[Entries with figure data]

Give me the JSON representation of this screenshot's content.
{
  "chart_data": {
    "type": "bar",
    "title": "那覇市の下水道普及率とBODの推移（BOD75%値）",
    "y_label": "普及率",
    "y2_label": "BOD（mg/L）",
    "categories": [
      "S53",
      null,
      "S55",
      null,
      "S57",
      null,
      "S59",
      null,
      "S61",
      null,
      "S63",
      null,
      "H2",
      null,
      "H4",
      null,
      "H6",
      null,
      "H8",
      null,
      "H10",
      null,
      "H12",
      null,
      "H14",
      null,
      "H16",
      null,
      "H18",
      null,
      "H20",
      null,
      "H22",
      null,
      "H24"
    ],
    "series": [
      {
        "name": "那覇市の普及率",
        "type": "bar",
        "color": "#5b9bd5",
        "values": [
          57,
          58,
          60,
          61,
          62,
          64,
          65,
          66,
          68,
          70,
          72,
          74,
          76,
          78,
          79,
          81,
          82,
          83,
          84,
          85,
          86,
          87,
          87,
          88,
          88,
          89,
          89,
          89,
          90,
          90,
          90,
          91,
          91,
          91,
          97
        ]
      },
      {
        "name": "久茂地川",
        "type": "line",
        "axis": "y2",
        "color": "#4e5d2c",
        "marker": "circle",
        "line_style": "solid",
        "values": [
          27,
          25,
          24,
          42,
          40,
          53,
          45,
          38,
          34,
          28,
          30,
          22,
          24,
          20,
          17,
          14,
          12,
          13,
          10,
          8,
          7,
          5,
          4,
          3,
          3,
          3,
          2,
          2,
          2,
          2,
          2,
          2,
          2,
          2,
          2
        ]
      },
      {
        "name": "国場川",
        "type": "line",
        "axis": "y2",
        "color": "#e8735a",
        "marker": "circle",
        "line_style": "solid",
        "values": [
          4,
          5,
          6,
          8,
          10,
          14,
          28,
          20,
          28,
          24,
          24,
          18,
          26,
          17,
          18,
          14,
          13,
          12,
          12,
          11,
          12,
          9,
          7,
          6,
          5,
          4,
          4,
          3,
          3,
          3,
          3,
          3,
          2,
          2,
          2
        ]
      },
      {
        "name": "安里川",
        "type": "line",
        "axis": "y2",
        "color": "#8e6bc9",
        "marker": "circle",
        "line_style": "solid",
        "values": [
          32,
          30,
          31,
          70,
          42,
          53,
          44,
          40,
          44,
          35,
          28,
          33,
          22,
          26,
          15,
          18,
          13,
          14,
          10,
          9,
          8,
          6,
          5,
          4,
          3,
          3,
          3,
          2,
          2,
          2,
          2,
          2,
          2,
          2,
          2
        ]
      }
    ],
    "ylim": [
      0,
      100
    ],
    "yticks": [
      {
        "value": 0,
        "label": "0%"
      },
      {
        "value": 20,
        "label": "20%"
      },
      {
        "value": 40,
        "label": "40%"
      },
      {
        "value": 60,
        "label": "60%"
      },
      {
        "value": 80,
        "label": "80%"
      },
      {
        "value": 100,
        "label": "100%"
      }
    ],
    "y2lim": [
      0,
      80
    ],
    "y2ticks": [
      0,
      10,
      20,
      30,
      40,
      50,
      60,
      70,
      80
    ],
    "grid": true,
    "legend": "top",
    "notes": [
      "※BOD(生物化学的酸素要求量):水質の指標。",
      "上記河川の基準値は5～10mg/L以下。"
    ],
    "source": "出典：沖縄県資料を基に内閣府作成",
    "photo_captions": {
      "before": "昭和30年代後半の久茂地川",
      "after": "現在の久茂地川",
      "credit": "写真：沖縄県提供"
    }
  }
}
--
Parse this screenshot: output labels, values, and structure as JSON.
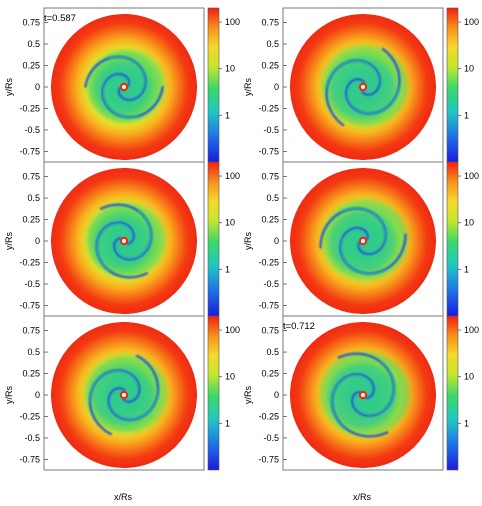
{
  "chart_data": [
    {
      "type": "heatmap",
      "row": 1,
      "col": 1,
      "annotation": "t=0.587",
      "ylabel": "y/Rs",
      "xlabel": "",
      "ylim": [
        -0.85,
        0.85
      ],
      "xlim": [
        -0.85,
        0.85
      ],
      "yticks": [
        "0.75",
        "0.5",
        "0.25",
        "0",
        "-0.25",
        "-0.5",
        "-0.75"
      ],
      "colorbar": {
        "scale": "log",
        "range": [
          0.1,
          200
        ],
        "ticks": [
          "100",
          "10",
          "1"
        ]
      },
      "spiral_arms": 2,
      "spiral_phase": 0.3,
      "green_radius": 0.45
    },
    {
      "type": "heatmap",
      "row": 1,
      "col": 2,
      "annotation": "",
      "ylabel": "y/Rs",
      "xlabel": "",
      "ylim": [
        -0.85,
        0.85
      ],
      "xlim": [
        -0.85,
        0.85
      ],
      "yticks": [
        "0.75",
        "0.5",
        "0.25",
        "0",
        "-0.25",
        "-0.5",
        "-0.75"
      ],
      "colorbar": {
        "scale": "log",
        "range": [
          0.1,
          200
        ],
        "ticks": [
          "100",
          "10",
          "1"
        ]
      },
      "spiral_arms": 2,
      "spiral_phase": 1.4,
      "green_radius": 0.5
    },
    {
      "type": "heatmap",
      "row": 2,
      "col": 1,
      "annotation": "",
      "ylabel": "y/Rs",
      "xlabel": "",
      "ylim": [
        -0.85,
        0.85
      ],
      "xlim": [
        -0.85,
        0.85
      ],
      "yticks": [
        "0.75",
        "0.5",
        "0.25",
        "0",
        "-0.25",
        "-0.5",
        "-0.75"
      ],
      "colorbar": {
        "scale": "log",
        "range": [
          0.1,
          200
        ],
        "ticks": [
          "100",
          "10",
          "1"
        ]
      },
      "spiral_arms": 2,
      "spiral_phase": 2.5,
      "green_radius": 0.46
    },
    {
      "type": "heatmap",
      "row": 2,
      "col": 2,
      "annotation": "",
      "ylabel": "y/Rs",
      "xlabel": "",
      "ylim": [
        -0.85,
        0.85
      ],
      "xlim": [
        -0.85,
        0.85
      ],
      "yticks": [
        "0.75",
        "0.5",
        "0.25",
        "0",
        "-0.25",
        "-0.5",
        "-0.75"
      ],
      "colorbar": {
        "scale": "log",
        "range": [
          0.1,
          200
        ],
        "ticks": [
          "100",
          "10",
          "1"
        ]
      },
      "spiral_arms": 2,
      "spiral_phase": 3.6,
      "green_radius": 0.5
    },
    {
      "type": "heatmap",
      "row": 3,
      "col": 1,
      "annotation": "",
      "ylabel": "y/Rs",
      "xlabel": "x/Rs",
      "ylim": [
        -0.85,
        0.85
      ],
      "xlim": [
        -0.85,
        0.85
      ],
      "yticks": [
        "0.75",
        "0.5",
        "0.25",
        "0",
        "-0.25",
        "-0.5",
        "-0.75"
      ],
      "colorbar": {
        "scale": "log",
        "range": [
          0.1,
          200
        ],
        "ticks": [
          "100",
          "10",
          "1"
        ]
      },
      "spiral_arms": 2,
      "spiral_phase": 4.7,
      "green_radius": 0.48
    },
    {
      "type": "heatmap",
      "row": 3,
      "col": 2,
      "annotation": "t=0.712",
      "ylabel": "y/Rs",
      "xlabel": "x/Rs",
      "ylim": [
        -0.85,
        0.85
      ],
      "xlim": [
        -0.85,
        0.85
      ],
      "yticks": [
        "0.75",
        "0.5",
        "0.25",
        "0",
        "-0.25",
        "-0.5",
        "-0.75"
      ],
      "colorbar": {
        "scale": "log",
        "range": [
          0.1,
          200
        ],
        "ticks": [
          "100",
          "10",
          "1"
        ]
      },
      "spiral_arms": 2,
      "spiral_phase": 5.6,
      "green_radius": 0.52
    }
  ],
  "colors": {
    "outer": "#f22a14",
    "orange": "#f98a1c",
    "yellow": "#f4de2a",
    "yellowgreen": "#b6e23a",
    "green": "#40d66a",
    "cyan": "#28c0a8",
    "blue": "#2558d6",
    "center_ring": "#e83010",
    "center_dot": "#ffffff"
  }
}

**Your task**
Return every line from the records above that holds the word "name".

**Exercise answer**
        "name": "那覇市の普及率",
        "name": "久茂地川",
        "name": "国場川",
        "name": "安里川",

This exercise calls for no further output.